# INPUT start

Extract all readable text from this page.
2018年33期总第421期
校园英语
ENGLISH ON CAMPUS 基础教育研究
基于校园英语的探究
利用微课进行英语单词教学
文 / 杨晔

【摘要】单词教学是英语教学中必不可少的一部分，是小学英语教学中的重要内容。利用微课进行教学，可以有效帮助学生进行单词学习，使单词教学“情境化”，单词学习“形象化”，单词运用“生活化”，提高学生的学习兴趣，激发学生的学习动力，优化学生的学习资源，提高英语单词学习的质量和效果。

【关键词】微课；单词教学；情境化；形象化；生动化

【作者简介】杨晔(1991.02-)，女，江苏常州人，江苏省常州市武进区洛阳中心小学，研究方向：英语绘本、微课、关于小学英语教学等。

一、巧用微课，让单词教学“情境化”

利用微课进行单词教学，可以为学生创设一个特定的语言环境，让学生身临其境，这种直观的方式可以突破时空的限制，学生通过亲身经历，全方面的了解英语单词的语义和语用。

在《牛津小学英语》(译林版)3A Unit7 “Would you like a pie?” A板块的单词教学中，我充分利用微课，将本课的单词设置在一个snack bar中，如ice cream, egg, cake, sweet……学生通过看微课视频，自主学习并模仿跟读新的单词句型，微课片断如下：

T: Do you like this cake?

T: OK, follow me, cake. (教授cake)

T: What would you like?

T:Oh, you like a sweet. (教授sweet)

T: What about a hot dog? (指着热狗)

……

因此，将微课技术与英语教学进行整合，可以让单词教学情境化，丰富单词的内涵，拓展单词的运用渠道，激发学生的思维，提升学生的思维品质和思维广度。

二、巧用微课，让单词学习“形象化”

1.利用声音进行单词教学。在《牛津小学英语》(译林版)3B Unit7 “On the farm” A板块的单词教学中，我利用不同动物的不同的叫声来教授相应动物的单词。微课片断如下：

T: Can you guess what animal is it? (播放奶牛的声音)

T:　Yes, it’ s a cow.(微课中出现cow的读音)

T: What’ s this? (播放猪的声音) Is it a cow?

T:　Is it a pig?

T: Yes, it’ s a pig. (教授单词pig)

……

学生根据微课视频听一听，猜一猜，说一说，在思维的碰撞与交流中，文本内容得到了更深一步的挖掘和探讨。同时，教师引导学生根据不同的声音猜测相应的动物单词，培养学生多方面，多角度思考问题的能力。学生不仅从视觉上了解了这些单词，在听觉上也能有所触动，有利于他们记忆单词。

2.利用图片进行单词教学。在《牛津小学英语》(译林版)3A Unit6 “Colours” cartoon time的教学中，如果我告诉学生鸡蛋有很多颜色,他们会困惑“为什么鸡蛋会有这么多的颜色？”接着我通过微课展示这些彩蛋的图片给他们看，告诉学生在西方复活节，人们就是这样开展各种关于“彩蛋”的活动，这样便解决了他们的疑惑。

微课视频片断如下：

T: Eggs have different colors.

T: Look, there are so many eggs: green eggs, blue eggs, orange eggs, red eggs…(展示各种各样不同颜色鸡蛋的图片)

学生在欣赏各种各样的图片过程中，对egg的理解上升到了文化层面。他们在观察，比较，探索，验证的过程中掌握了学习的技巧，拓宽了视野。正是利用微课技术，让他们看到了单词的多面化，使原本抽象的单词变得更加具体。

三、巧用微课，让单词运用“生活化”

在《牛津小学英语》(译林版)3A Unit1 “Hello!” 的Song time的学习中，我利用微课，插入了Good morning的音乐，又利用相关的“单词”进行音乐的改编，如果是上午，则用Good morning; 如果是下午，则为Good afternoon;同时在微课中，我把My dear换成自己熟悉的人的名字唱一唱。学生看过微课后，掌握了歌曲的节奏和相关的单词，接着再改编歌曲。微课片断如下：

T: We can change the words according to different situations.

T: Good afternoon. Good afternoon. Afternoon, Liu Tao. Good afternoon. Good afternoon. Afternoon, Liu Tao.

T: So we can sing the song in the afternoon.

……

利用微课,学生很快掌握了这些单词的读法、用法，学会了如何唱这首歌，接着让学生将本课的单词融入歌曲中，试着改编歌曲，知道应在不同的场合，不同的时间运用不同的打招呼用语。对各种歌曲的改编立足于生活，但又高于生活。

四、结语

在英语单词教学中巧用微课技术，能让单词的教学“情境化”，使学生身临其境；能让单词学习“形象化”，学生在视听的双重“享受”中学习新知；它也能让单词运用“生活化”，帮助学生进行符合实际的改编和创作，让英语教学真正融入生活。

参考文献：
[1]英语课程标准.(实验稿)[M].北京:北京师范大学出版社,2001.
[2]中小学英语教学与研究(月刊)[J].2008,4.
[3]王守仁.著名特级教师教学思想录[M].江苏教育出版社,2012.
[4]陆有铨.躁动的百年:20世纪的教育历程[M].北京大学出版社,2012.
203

# INPUT end

WHAT THE TASK REQUIRES:
Look through the entries above; copy every line holding the string "afternoon".

TASK RESPONSE:
在《牛津小学英语》(译林版)3A Unit1 “Hello!” 的Song time的学习中，我利用微课，插入了Good morning的音乐，又利用相关的“单词”进行音乐的改编，如果是上午，则用Good morning; 如果是下午，则为Good afternoon;同时在微课中，我把My dear换成自己熟悉的人的名字唱一唱。学生看过微课后，掌握了歌曲的节奏和相关的单词，接着再改编歌曲。微课片断如下：
T: Good afternoon. Good afternoon. Afternoon, Liu Tao. Good afternoon. Good afternoon. Afternoon, Liu Tao.
T: So we can sing the song in the afternoon.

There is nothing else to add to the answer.